Sabah her gazeteyi açtığımda, tabi adam gibi gazeteden bahsediyorum. Siz
o gazetelerin hangileri olduğunu biliyorsunuz. Yok hala boyalısını
okumaya devam ediyorsanız, televizyonda kadın yarışmalarını
izliyorsanız, zaten memleketten bir habersiniz demektir. Neyse,
açtığımda gazeteleri her gün Cumhuriyet’in biraz daha yitip gittiğini
görüyorum.
Adım adım… saniye saniye…
Şimdi de, THY’de yeni bir uygulama ile karşılaşıyoruz. Önce hostesleri
örtüyorlar, sonra da dualı uçuşlar başlıyor. Yani, uçak düşerse “Cennet
ayaklarının altında Toki!”
Uçakta ekrandan üç ayrı dilde dua yayınlanıyor.

## Yapılacak işler
A. Aşağıdaki ifadelerin alıntılanan metinle uyuşup uyuşmadığını belirtin. Her biri için "evet" ya da "hayır" deyin ve karar veren sözleri metinden aynen aktarın.
(i) Uçakta ekrandan üç ayrı dilde dua yayınlanmaktadır.
(ii) THY'de önce dualı uçuşlar başlamış, ardından hostesler örtülmüştür.
(iii) Yazar gazeteleri haftada bir açtığını söylemektedir.
B. Alıntılanan metnin THY'deki yeni uygulamayla ilgili aktardığı gelişmelerin tümünü sıralayın.

## Kayıtlı veriler

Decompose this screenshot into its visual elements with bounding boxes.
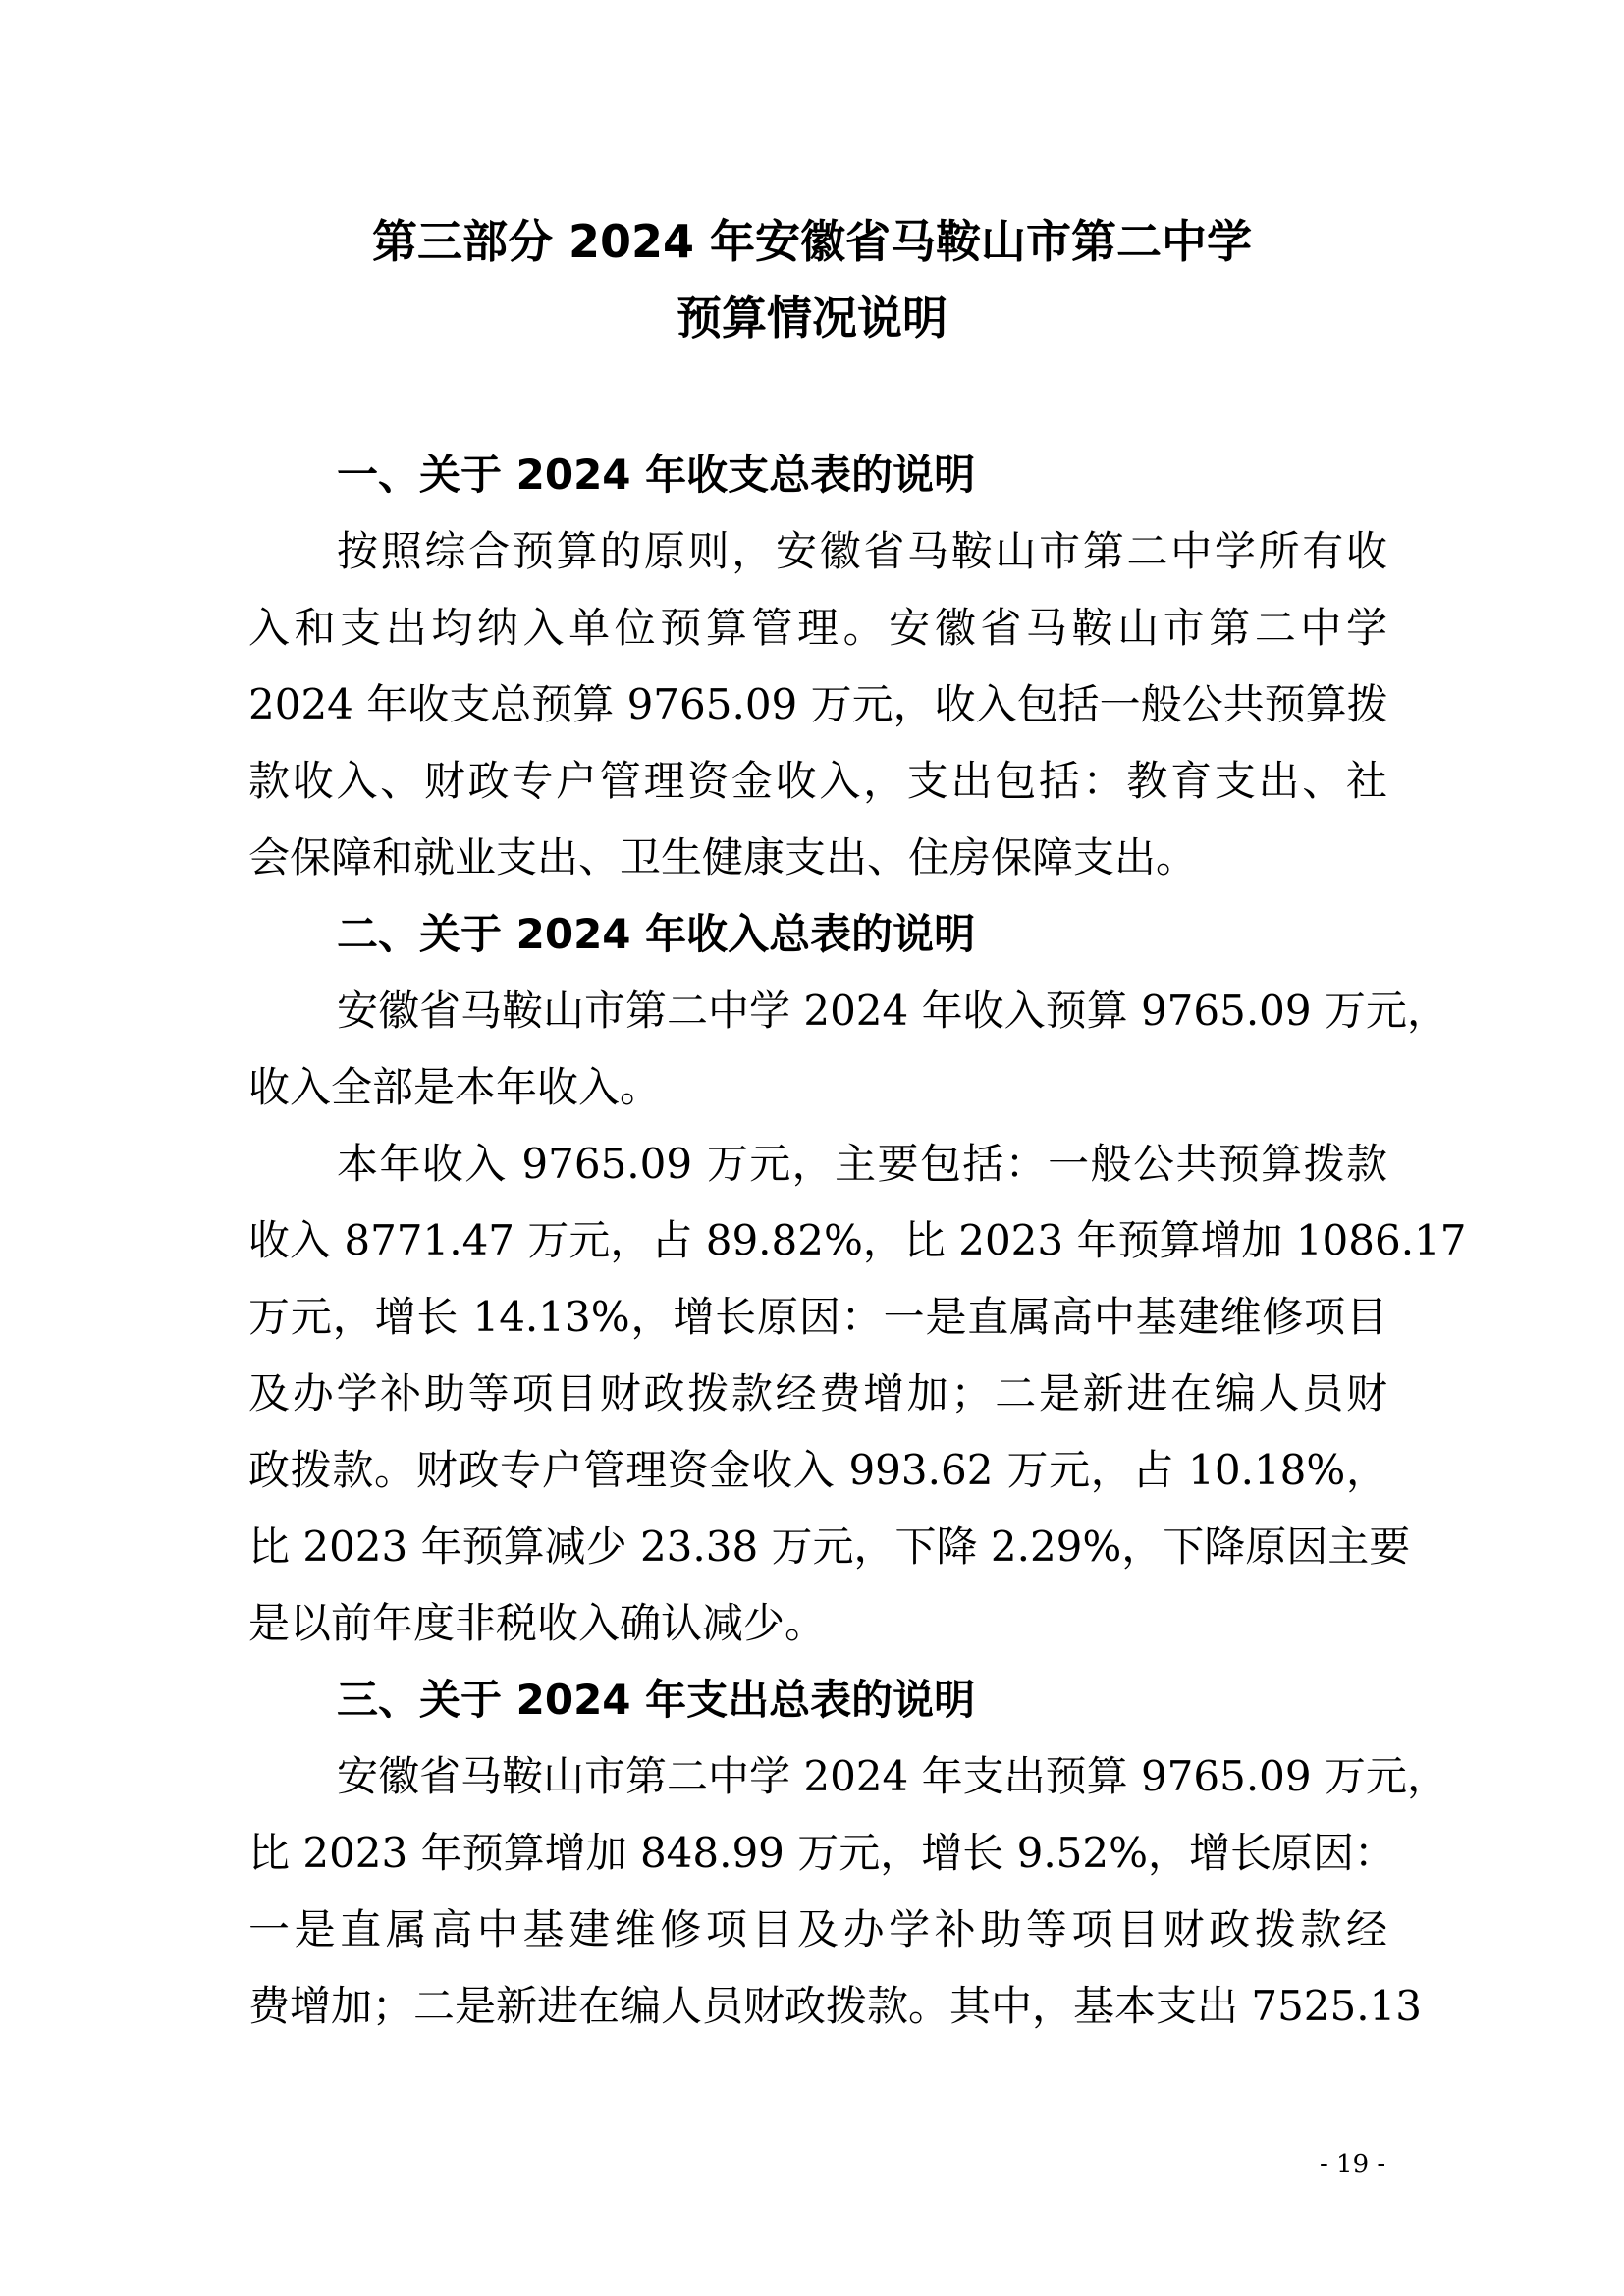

## Çözümler
A.
(i) Evet: "Uçakta ekrandan üç ayrı dilde dua yayınlanıyor."
(ii) Hayır: "Önce hostesleri örtüyorlar, sonra da dualı uçuşlar başlıyor."
(iii) Hayır: "açtığımda gazeteleri her gün"

B.
1. Hostesler örtülüyor.
2. Dualı uçuşlar başlıyor.
3. Uçakta ekrandan üç ayrı dilde dua yayınlanıyor.